● Instruction
All of the records below need to be copied exactly.

___ Source material ___

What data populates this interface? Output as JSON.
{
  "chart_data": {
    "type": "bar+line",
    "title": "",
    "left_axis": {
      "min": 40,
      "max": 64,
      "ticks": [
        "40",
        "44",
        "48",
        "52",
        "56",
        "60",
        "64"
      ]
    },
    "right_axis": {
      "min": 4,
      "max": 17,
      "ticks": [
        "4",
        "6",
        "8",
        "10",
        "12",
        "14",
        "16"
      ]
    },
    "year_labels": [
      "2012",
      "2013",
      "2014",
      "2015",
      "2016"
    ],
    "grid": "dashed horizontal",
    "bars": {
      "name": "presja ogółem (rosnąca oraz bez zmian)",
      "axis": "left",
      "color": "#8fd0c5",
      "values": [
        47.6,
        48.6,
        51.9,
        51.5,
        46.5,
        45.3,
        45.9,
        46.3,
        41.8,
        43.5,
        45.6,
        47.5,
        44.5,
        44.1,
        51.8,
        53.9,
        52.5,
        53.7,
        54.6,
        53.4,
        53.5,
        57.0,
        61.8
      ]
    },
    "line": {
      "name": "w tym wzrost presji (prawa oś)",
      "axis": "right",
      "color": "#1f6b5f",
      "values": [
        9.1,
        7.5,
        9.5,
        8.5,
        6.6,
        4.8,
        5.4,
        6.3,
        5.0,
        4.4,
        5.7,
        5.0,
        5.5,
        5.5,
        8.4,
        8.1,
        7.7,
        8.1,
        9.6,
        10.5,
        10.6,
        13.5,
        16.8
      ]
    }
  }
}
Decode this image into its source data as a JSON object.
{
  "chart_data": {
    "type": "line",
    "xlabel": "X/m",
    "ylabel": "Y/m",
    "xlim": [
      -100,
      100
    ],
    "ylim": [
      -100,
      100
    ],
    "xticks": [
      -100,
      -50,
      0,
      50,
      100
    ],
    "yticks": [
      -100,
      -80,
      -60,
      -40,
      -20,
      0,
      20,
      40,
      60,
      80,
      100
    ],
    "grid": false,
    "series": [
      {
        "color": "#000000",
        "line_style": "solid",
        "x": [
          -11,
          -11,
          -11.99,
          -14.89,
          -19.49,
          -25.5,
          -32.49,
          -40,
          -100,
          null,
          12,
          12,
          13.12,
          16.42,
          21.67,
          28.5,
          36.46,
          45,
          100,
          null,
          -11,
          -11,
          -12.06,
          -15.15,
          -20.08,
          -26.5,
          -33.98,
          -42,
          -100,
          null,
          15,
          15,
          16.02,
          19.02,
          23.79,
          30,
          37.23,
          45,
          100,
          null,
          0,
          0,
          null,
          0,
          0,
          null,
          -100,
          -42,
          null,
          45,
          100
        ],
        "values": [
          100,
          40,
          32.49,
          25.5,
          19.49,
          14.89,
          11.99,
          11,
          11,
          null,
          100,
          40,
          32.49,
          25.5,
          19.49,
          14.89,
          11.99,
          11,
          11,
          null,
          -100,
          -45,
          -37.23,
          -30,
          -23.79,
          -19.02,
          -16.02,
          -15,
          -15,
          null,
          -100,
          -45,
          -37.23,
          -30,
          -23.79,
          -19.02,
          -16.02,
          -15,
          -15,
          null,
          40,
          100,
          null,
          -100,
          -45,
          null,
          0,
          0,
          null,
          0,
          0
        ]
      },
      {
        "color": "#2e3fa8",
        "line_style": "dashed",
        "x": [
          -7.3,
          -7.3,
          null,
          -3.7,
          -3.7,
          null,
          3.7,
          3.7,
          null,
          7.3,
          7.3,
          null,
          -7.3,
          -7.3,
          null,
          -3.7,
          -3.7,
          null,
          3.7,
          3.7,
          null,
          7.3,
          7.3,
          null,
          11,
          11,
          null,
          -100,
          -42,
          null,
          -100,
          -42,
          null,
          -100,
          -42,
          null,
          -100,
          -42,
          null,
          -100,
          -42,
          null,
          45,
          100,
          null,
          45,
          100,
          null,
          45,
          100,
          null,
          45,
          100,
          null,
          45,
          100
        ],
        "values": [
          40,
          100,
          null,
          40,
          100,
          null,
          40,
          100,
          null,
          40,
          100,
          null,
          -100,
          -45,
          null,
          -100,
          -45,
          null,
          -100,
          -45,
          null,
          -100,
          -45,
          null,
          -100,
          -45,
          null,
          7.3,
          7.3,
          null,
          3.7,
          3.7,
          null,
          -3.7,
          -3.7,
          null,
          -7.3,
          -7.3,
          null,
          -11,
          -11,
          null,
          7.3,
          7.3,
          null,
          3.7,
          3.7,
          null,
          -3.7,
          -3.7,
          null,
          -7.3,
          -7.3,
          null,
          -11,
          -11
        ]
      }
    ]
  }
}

___

● Problem solution
What data populates this interface? Output as JSON.
{
  "chart_data": {
    "type": "bar+line",
    "title": "",
    "left_axis": {
      "min": 40,
      "max": 64,
      "ticks": [
        "40",
        "44",
        "48",
        "52",
        "56",
        "60",
        "64"
      ]
    },
    "right_axis": {
      "min": 4,
      "max": 17,
      "ticks": [
        "4",
        "6",
        "8",
        "10",
        "12",
        "14",
        "16"
      ]
    },
    "year_labels": [
      "2012",
      "2013",
      "2014",
      "2015",
      "2016"
    ],
    "grid": "dashed horizontal",
    "bars": {
      "name": "presja ogółem (rosnąca oraz bez zmian)",
      "axis": "left",
      "color": "#8fd0c5",
      "values": [
        47.6,
        48.6,
        51.9,
        51.5,
        46.5,
        45.3,
        45.9,
        46.3,
        41.8,
        43.5,
        45.6,
        47.5,
        44.5,
        44.1,
        51.8,
        53.9,
        52.5,
        53.7,
        54.6,
        53.4,
        53.5,
        57.0,
        61.8
      ]
    },
    "line": {
      "name": "w tym wzrost presji (prawa oś)",
      "axis": "right",
      "color": "#1f6b5f",
      "values": [
        9.1,
        7.5,
        9.5,
        8.5,
        6.6,
        4.8,
        5.4,
        6.3,
        5.0,
        4.4,
        5.7,
        5.0,
        5.5,
        5.5,
        8.4,
        8.1,
        7.7,
        8.1,
        9.6,
        10.5,
        10.6,
        13.5,
        16.8
      ]
    }
  }
}
Decode this image into its source data as a JSON object.
{
  "chart_data": {
    "type": "line",
    "xlabel": "X/m",
    "ylabel": "Y/m",
    "xlim": [
      -100,
      100
    ],
    "ylim": [
      -100,
      100
    ],
    "xticks": [
      -100,
      -50,
      0,
      50,
      100
    ],
    "yticks": [
      -100,
      -80,
      -60,
      -40,
      -20,
      0,
      20,
      40,
      60,
      80,
      100
    ],
    "grid": false,
    "series": [
      {
        "color": "#000000",
        "line_style": "solid",
        "x": [
          -11,
          -11,
          -11.99,
          -14.89,
          -19.49,
          -25.5,
          -32.49,
          -40,
          -100,
          null,
          12,
          12,
          13.12,
          16.42,
          21.67,
          28.5,
          36.46,
          45,
          100,
          null,
          -11,
          -11,
          -12.06,
          -15.15,
          -20.08,
          -26.5,
          -33.98,
          -42,
          -100,
          null,
          15,
          15,
          16.02,
          19.02,
          23.79,
          30,
          37.23,
          45,
          100,
          null,
          0,
          0,
          null,
          0,
          0,
          null,
          -100,
          -42,
          null,
          45,
          100
        ],
        "values": [
          100,
          40,
          32.49,
          25.5,
          19.49,
          14.89,
          11.99,
          11,
          11,
          null,
          100,
          40,
          32.49,
          25.5,
          19.49,
          14.89,
          11.99,
          11,
          11,
          null,
          -100,
          -45,
          -37.23,
          -30,
          -23.79,
          -19.02,
          -16.02,
          -15,
          -15,
          null,
          -100,
          -45,
          -37.23,
          -30,
          -23.79,
          -19.02,
          -16.02,
          -15,
          -15,
          null,
          40,
          100,
          null,
          -100,
          -45,
          null,
          0,
          0,
          null,
          0,
          0
        ]
      },
      {
        "color": "#2e3fa8",
        "line_style": "dashed",
        "x": [
          -7.3,
          -7.3,
          null,
          -3.7,
          -3.7,
          null,
          3.7,
          3.7,
          null,
          7.3,
          7.3,
          null,
          -7.3,
          -7.3,
          null,
          -3.7,
          -3.7,
          null,
          3.7,
          3.7,
          null,
          7.3,
          7.3,
          null,
          11,
          11,
          null,
          -100,
          -42,
          null,
          -100,
          -42,
          null,
          -100,
          -42,
          null,
          -100,
          -42,
          null,
          -100,
          -42,
          null,
          45,
          100,
          null,
          45,
          100,
          null,
          45,
          100,
          null,
          45,
          100,
          null,
          45,
          100
        ],
        "values": [
          40,
          100,
          null,
          40,
          100,
          null,
          40,
          100,
          null,
          40,
          100,
          null,
          -100,
          -45,
          null,
          -100,
          -45,
          null,
          -100,
          -45,
          null,
          -100,
          -45,
          null,
          -100,
          -45,
          null,
          7.3,
          7.3,
          null,
          3.7,
          3.7,
          null,
          -3.7,
          -3.7,
          null,
          -7.3,
          -7.3,
          null,
          -11,
          -11,
          null,
          7.3,
          7.3,
          null,
          3.7,
          3.7,
          null,
          -3.7,
          -3.7,
          null,
          -7.3,
          -7.3,
          null,
          -11,
          -11
        ]
      }
    ]
  }
}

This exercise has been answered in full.